> Exercise brief:
Go through the listing and set it down exactly, leaving out its pictures.

==============================

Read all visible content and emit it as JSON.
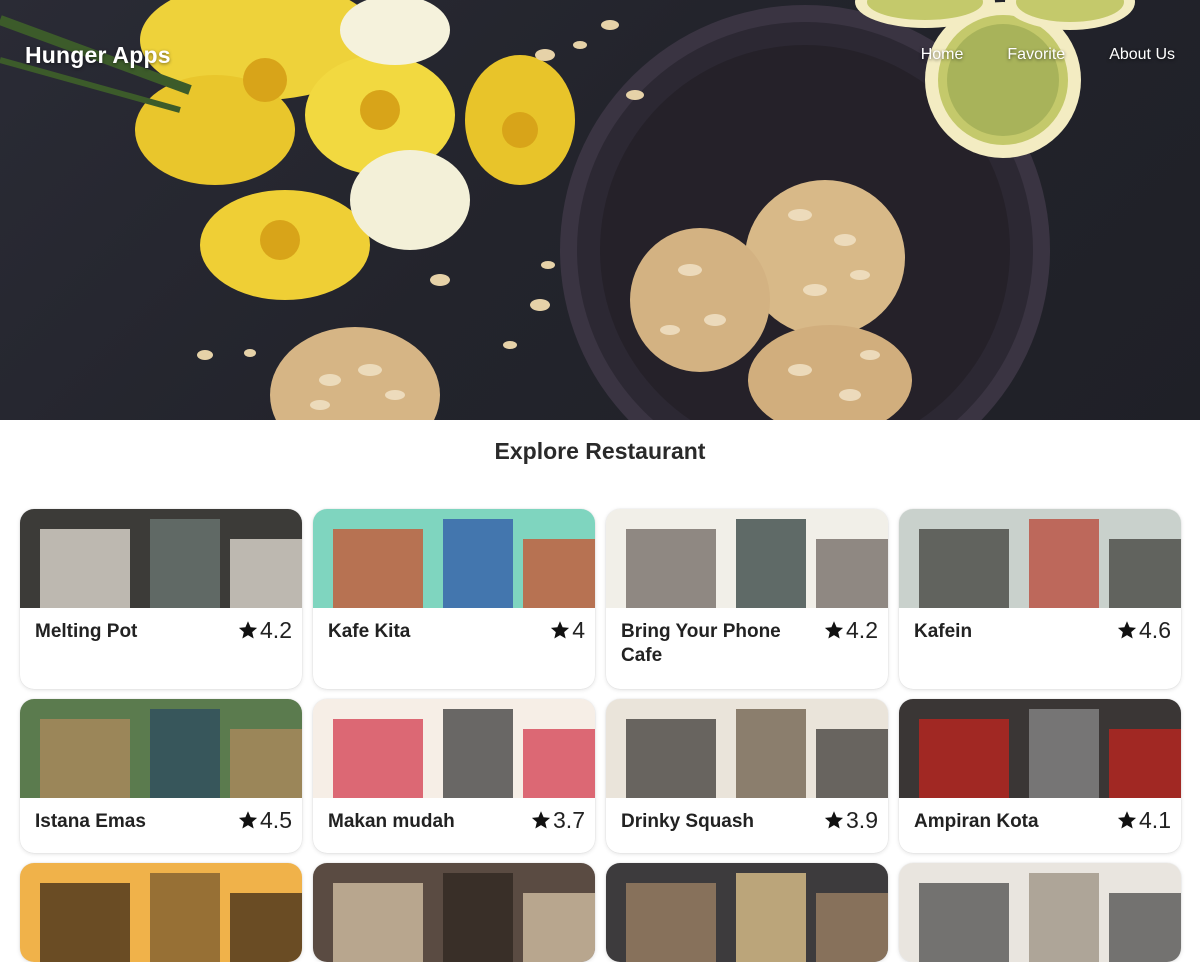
{
  "nav": {
    "brand": "Hunger Apps",
    "links": [
      "Home",
      "Favorite",
      "About Us"
    ]
  },
  "hero": {
    "image": "food-table-photo"
  },
  "section_title": "Explore Restaurant",
  "rating_icon": "star-icon",
  "restaurants": [
    {
      "name": "Melting Pot",
      "rating": "4.2",
      "image": "cafe-counter-photo"
    },
    {
      "name": "Kafe Kita",
      "rating": "4",
      "image": "colorful-storefront-photo"
    },
    {
      "name": "Bring Your Phone Cafe",
      "rating": "4.2",
      "image": "cafe-window-photo"
    },
    {
      "name": "Kafein",
      "rating": "4.6",
      "image": "greenhouse-table-photo"
    },
    {
      "name": "Istana Emas",
      "rating": "4.5",
      "image": "outdoor-terrace-photo"
    },
    {
      "name": "Makan mudah",
      "rating": "3.7",
      "image": "striped-awning-photo"
    },
    {
      "name": "Drinky Squash",
      "rating": "3.9",
      "image": "coffee-bar-photo"
    },
    {
      "name": "Ampiran Kota",
      "rating": "4.1",
      "image": "london-street-photo"
    },
    {
      "name": "",
      "rating": "",
      "image": "bar-interior-photo"
    },
    {
      "name": "",
      "rating": "",
      "image": "kitchen-chefs-photo"
    },
    {
      "name": "",
      "rating": "",
      "image": "night-restaurant-photo"
    },
    {
      "name": "",
      "rating": "",
      "image": "market-street-photo"
    }
  ]
}
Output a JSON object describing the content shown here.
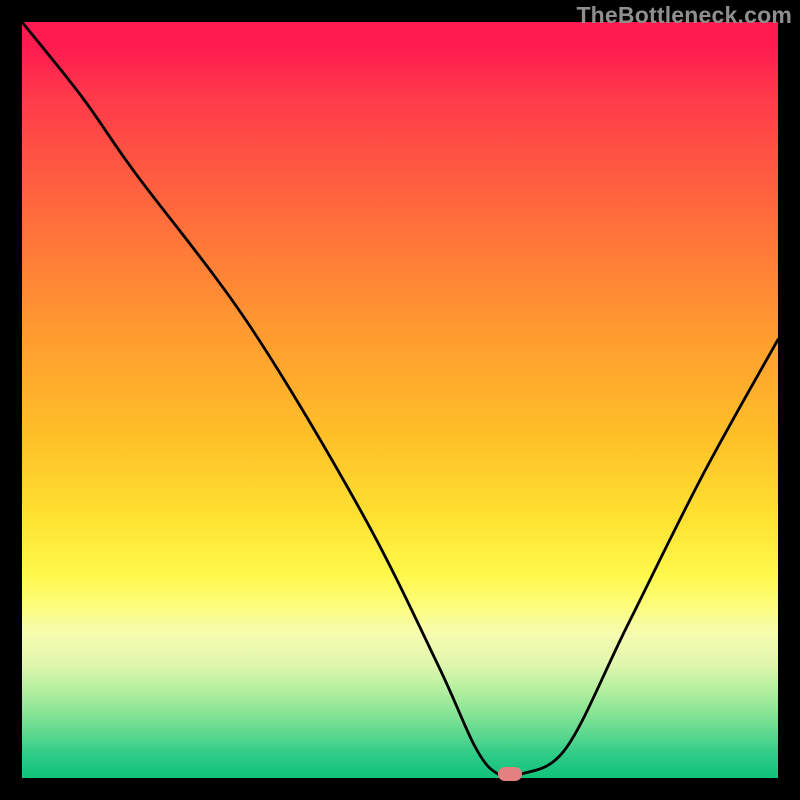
{
  "watermark": "TheBottleneck.com",
  "chart_data": {
    "type": "line",
    "title": "",
    "xlabel": "",
    "ylabel": "",
    "xlim": [
      0,
      100
    ],
    "ylim": [
      0,
      100
    ],
    "grid": false,
    "series": [
      {
        "name": "bottleneck-curve",
        "x": [
          0,
          8,
          15,
          30,
          45,
          55,
          60,
          63,
          66,
          72,
          80,
          90,
          100
        ],
        "values": [
          100,
          90,
          80,
          60,
          35,
          15,
          4,
          0.5,
          0.5,
          4,
          20,
          40,
          58
        ]
      }
    ],
    "marker": {
      "x": 64.5,
      "y": 0.5,
      "color": "#e48080"
    },
    "background_gradient": {
      "top": "#ff1a50",
      "bottom": "#0fc27a",
      "axis_border": "#000000"
    }
  }
}
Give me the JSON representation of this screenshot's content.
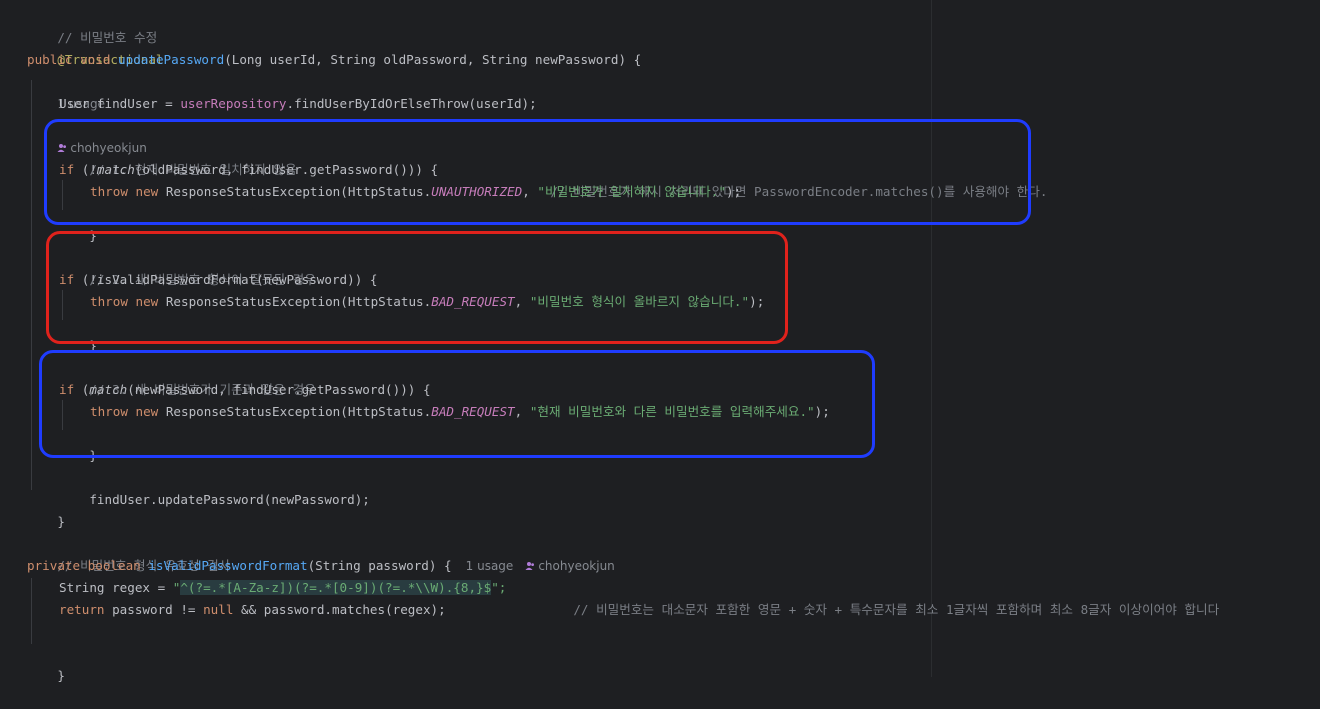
{
  "code": {
    "comment_change_password": "// 비밀번호 수정",
    "annotation": "@Transactional",
    "usage_hint_1": "1 usage",
    "author_hint_1": "chohyeokjun",
    "kw_public": "public",
    "kw_void": "void",
    "method_update": "updatePassword",
    "params_update": "(Long userId, String oldPassword, String newPassword) {",
    "find_user_prefix": "User findUser = ",
    "user_repo": "userRepository",
    "find_user_suffix": ".findUserByIdOrElseThrow(userId);",
    "comment_1": "// 1. 현재 비밀번호 일치하지 않음",
    "if_kw": "if",
    "cond1_a": " (!",
    "match_fn": "match",
    "cond1_b": "(oldPassword, findUser.getPassword())) {",
    "trailing_comment_1": "// 비밀번호가 해시 처리돼 있다면 PasswordEncoder.matches()를 사용해야 한다.",
    "throw_kw": "throw",
    "new_kw": "new",
    "exception_call": " ResponseStatusException(HttpStatus.",
    "const_unauthorized": "UNAUTHORIZED",
    "msg_1": "\"비밀번호가 일치하지 않습니다.\"",
    "close_call": ");",
    "close_brace": "}",
    "comment_2": "// 2. 새 비밀번호 형식이 잘못된 경우",
    "cond2": " (!isValidPasswordFormat(newPassword)) {",
    "const_bad_request": "BAD_REQUEST",
    "msg_2": "\"비밀번호 형식이 올바르지 않습니다.\"",
    "comment_3": "// 3. 새 비밀번호가 기존과 같은 경우",
    "cond3_a": " (",
    "cond3_b": "(newPassword, findUser.getPassword())) {",
    "msg_3": "\"현재 비밀번호와 다른 비밀번호를 입력해주세요.\"",
    "update_call": "findUser.updatePassword(newPassword);",
    "comment_validate": "// 비밀번호 형식 유효성 검사",
    "kw_private": "private",
    "kw_boolean": "boolean",
    "method_valid": "isValidPasswordFormat",
    "params_valid": "(String password) {",
    "usage_hint_2": "1 usage",
    "author_hint_2": "chohyeokjun",
    "regex_decl": "String regex = ",
    "regex_q1": "\"",
    "regex_value": "^(?=.*[A-Za-z])(?=.*[0-9])(?=.*\\\\W).{8,}$",
    "regex_q2": "\";",
    "regex_comment": "// 비밀번호는 대소문자 포함한 영문 + 숫자 + 특수문자를 최소 1글자씩 포함하며 최소 8글자 이상이어야 합니다",
    "return_kw": "return",
    "return_expr_a": " password != ",
    "null_kw": "null",
    "return_expr_b": " && password.matches(regex);"
  },
  "colors": {
    "background": "#1e1f22",
    "box_blue": "#1f3cff",
    "box_red": "#e0221c"
  }
}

==============================

> Task solution:
Read all visible content and emit it as JSON.
{
  "nav": {
    "brand": "Hunger Apps",
    "links": [
      "Home",
      "Favorite",
      "About Us"
    ]
  },
  "hero": {
    "image": "food-table-photo"
  },
  "section_title": "Explore Restaurant",
  "rating_icon": "star-icon",
  "restaurants": [
    {
      "name": "Melting Pot",
      "rating": "4.2",
      "image": "cafe-counter-photo"
    },
    {
      "name": "Kafe Kita",
      "rating": "4",
      "image": "colorful-storefront-photo"
    },
    {
      "name": "Bring Your Phone Cafe",
      "rating": "4.2",
      "image": "cafe-window-photo"
    },
    {
      "name": "Kafein",
      "rating": "4.6",
      "image": "greenhouse-table-photo"
    },
    {
      "name": "Istana Emas",
      "rating": "4.5",
      "image": "outdoor-terrace-photo"
    },
    {
      "name": "Makan mudah",
      "rating": "3.7",
      "image": "striped-awning-photo"
    },
    {
      "name": "Drinky Squash",
      "rating": "3.9",
      "image": "coffee-bar-photo"
    },
    {
      "name": "Ampiran Kota",
      "rating": "4.1",
      "image": "london-street-photo"
    },
    {
      "name": "",
      "rating": "",
      "image": "bar-interior-photo"
    },
    {
      "name": "",
      "rating": "",
      "image": "kitchen-chefs-photo"
    },
    {
      "name": "",
      "rating": "",
      "image": "night-restaurant-photo"
    },
    {
      "name": "",
      "rating": "",
      "image": "market-street-photo"
    }
  ]
}
Output a JSON object describing the content shown here.
{
  "watermark": "TheBottleneck.com",
  "chart_data": {
    "type": "line",
    "title": "",
    "xlabel": "",
    "ylabel": "",
    "xlim": [
      0,
      100
    ],
    "ylim": [
      0,
      100
    ],
    "grid": false,
    "series": [
      {
        "name": "bottleneck-curve",
        "x": [
          0,
          8,
          15,
          30,
          45,
          55,
          60,
          63,
          66,
          72,
          80,
          90,
          100
        ],
        "values": [
          100,
          90,
          80,
          60,
          35,
          15,
          4,
          0.5,
          0.5,
          4,
          20,
          40,
          58
        ]
      }
    ],
    "marker": {
      "x": 64.5,
      "y": 0.5,
      "color": "#e48080"
    },
    "background_gradient": {
      "top": "#ff1a50",
      "bottom": "#0fc27a",
      "axis_border": "#000000"
    }
  }
}
Give me the JSON representation of this screenshot's content.
{
  "code": {
    "comment_change_password": "// 비밀번호 수정",
    "annotation": "@Transactional",
    "usage_hint_1": "1 usage",
    "author_hint_1": "chohyeokjun",
    "kw_public": "public",
    "kw_void": "void",
    "method_update": "updatePassword",
    "params_update": "(Long userId, String oldPassword, String newPassword) {",
    "find_user_prefix": "User findUser = ",
    "user_repo": "userRepository",
    "find_user_suffix": ".findUserByIdOrElseThrow(userId);",
    "comment_1": "// 1. 현재 비밀번호 일치하지 않음",
    "if_kw": "if",
    "cond1_a": " (!",
    "match_fn": "match",
    "cond1_b": "(oldPassword, findUser.getPassword())) {",
    "trailing_comment_1": "// 비밀번호가 해시 처리돼 있다면 PasswordEncoder.matches()를 사용해야 한다.",
    "throw_kw": "throw",
    "new_kw": "new",
    "exception_call": " ResponseStatusException(HttpStatus.",
    "const_unauthorized": "UNAUTHORIZED",
    "msg_1": "\"비밀번호가 일치하지 않습니다.\"",
    "close_call": ");",
    "close_brace": "}",
    "comment_2": "// 2. 새 비밀번호 형식이 잘못된 경우",
    "cond2": " (!isValidPasswordFormat(newPassword)) {",
    "const_bad_request": "BAD_REQUEST",
    "msg_2": "\"비밀번호 형식이 올바르지 않습니다.\"",
    "comment_3": "// 3. 새 비밀번호가 기존과 같은 경우",
    "cond3_a": " (",
    "cond3_b": "(newPassword, findUser.getPassword())) {",
    "msg_3": "\"현재 비밀번호와 다른 비밀번호를 입력해주세요.\"",
    "update_call": "findUser.updatePassword(newPassword);",
    "comment_validate": "// 비밀번호 형식 유효성 검사",
    "kw_private": "private",
    "kw_boolean": "boolean",
    "method_valid": "isValidPasswordFormat",
    "params_valid": "(String password) {",
    "usage_hint_2": "1 usage",
    "author_hint_2": "chohyeokjun",
    "regex_decl": "String regex = ",
    "regex_q1": "\"",
    "regex_value": "^(?=.*[A-Za-z])(?=.*[0-9])(?=.*\\\\W).{8,}$",
    "regex_q2": "\";",
    "regex_comment": "// 비밀번호는 대소문자 포함한 영문 + 숫자 + 특수문자를 최소 1글자씩 포함하며 최소 8글자 이상이어야 합니다",
    "return_kw": "return",
    "return_expr_a": " password != ",
    "null_kw": "null",
    "return_expr_b": " && password.matches(regex);"
  },
  "colors": {
    "background": "#1e1f22",
    "box_blue": "#1f3cff",
    "box_red": "#e0221c"
  }
}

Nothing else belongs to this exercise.